Search the material for the word "tarratyyppiä" and copy each line that holds it.

— start of Extracted data —

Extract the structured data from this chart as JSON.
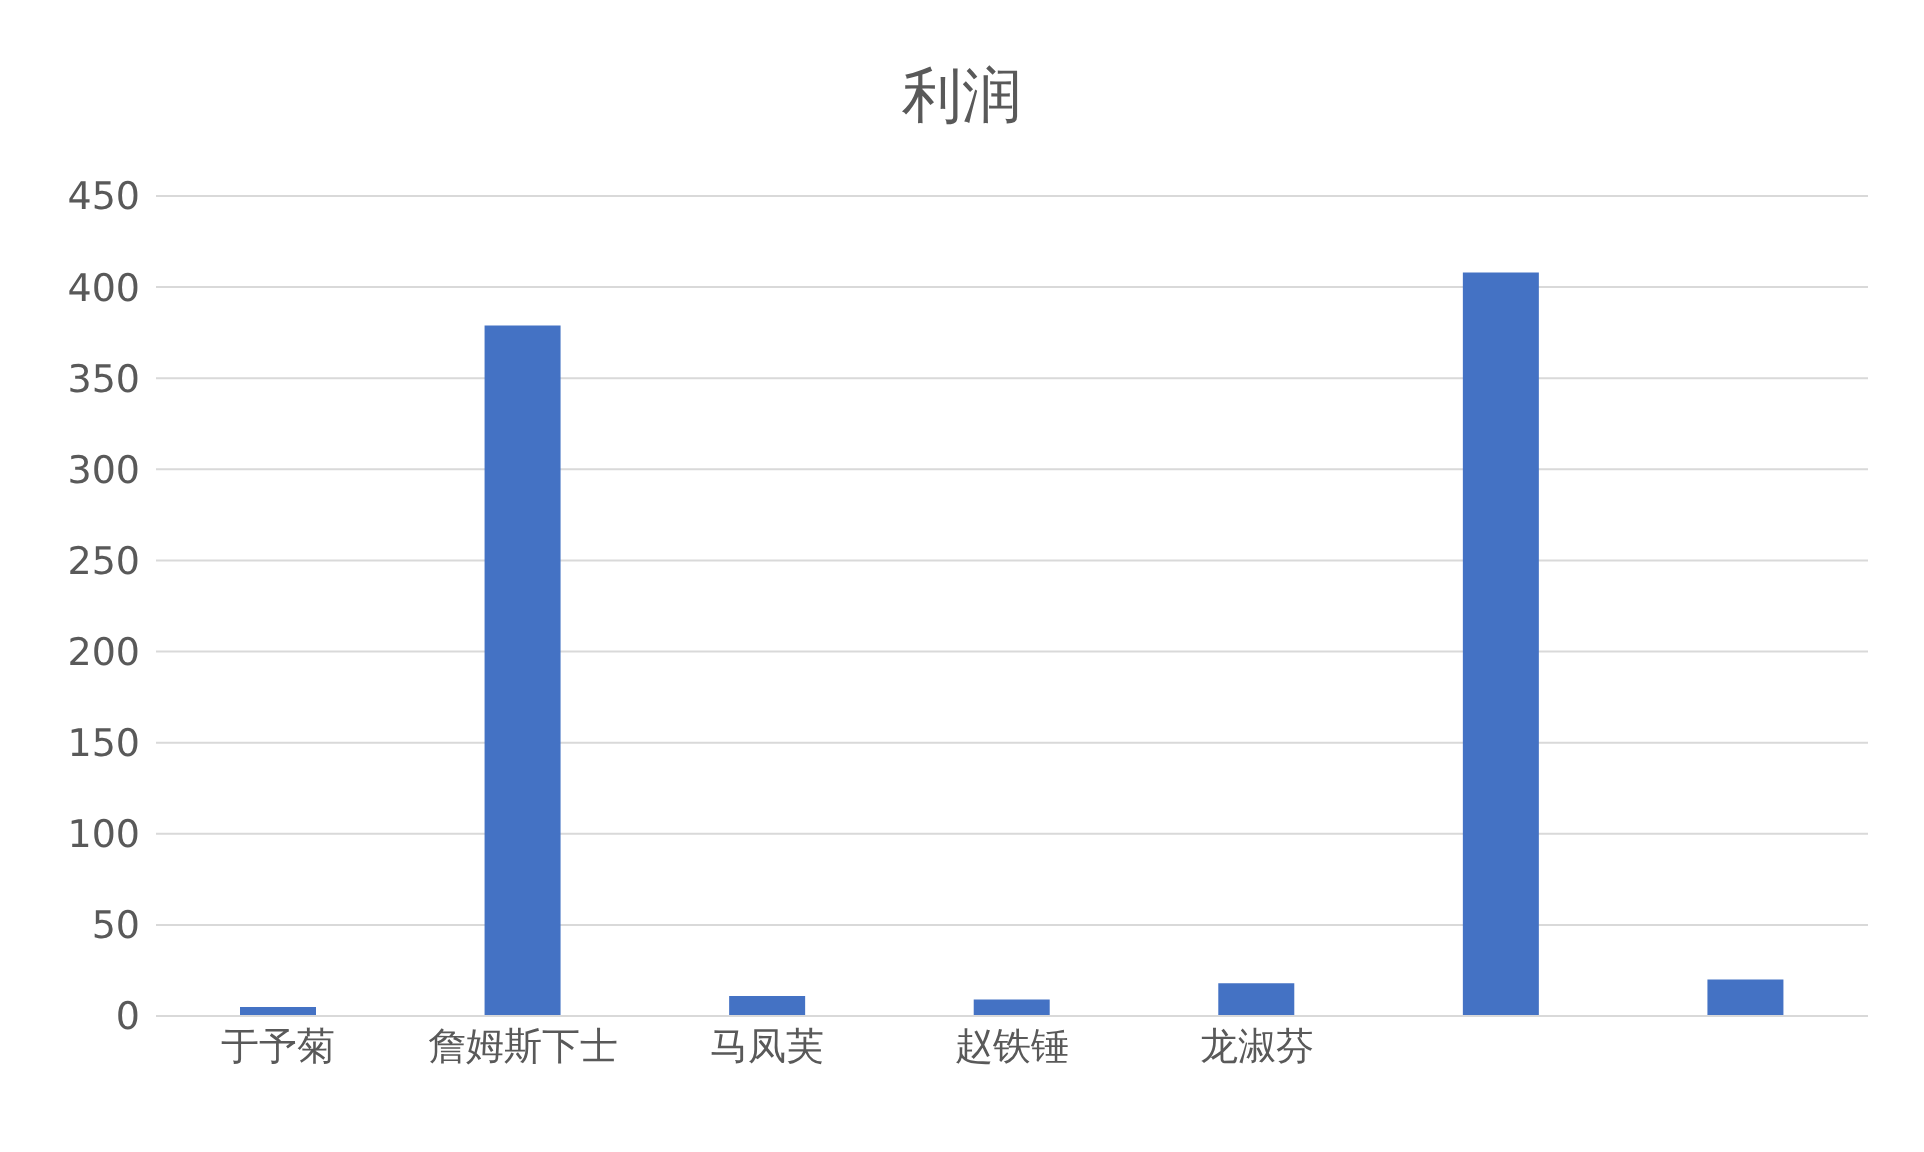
{
  "chart_data": {
    "type": "bar",
    "title": "利润",
    "categories": [
      "于予菊",
      "詹姆斯下士",
      "马凤芙",
      "赵铁锤",
      "龙淑芬",
      null,
      null
    ],
    "values": [
      5,
      379,
      11,
      9,
      18,
      408,
      20
    ],
    "color": "#4472c4",
    "ylim": [
      0,
      450
    ],
    "yticks": [
      0,
      50,
      100,
      150,
      200,
      250,
      300,
      350,
      400,
      450
    ],
    "grid": "y"
  }
}
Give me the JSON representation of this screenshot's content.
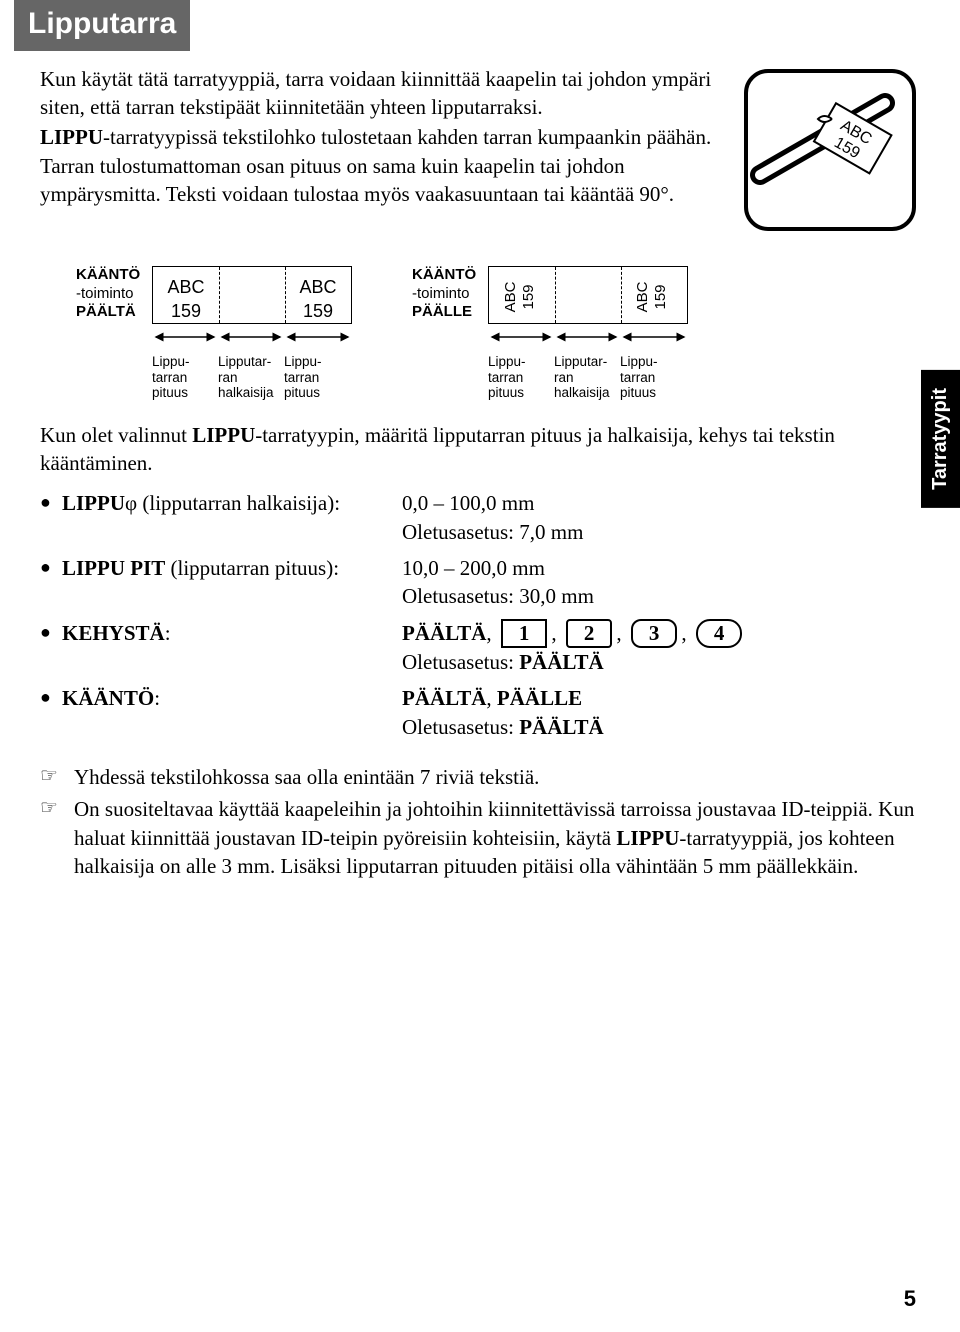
{
  "title": "Lipputarra",
  "side_tab": "Tarratyypit",
  "intro": {
    "p1": "Kun käytät tätä tarratyyppiä, tarra voidaan kiinnittää kaapelin tai johdon ympäri siten, että tarran tekstipäät kiinnitetään yhteen lipputarraksi.",
    "p2_a": "LIPPU",
    "p2_b": "-tarratyypissä tekstilohko tulostetaan kahden tarran kumpaankin päähän. Tarran tulostumattoman osan pituus on sama kuin kaapelin tai johdon ympärysmitta. Teksti voidaan tulostaa myös vaakasuuntaan tai kääntää 90°."
  },
  "diagram": {
    "left_label_bold1": "KÄÄNTÖ",
    "left_label_plain": "-toiminto",
    "left_label_bold2": "PÄÄLTÄ",
    "right_label_bold1": "KÄÄNTÖ",
    "right_label_plain": "-toiminto",
    "right_label_bold2": "PÄÄLLE",
    "abc": "ABC",
    "num": "159",
    "arrow_labels": {
      "a": "Lippu-\ntarran\npituus",
      "b": "Lipputar-\nran\nhalkaisija",
      "c": "Lippu-\ntarran\npituus"
    }
  },
  "mid_text_a": "Kun olet valinnut ",
  "mid_text_b": "LIPPU",
  "mid_text_c": "-tarratyypin, määritä lipputarran pituus ja halkaisija, kehys tai tekstin kääntäminen.",
  "settings": [
    {
      "label_b": "LIPPU",
      "label_rest": "φ (lipputarran halkaisija):",
      "value": "0,0 – 100,0 mm",
      "default": "Oletusasetus: 7,0 mm"
    },
    {
      "label_b": "LIPPU PIT",
      "label_rest": " (lipputarran pituus):",
      "value": "10,0 – 200,0 mm",
      "default": "Oletusasetus: 30,0 mm"
    },
    {
      "label_b": "KEHYSTÄ",
      "label_rest": ":",
      "value_b": "PÄÄLTÄ",
      "frames": [
        "1",
        "2",
        "3",
        "4"
      ],
      "default_a": "Oletusasetus: ",
      "default_b": "PÄÄLTÄ"
    },
    {
      "label_b": "KÄÄNTÖ",
      "label_rest": ":",
      "value_b1": "PÄÄLTÄ",
      "value_sep": ", ",
      "value_b2": "PÄÄLLE",
      "default_a": "Oletusasetus: ",
      "default_b": "PÄÄLTÄ"
    }
  ],
  "notes": {
    "n1": "Yhdessä tekstilohkossa saa olla enintään 7 riviä tekstiä.",
    "n2_a": "On suositeltavaa käyttää kaapeleihin ja johtoihin kiinnitettävissä tarroissa joustavaa ID-teippiä. Kun haluat kiinnittää joustavan ID-teipin pyöreisiin kohteisiin, käytä ",
    "n2_b": "LIPPU",
    "n2_c": "-tarratyyppiä, jos kohteen halkaisija on alle 3 mm. Lisäksi lipputarran pituuden pitäisi olla vähintään 5 mm päällekkäin."
  },
  "page_number": "5",
  "colors": {
    "bar_bg": "#666666",
    "text": "#000000"
  }
}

— end of Extracted data —

*Written reply*
    "p1": "Kun käytät tätä tarratyyppiä, tarra voidaan kiinnittää kaapelin tai johdon ympäri siten, että tarran tekstipäät kiinnitetään yhteen lipputarraksi.",
    "n2_c": "-tarratyyppiä, jos kohteen halkaisija on alle 3 mm. Lisäksi lipputarran pituuden pitäisi olla vähintään 5 mm päällekkäin."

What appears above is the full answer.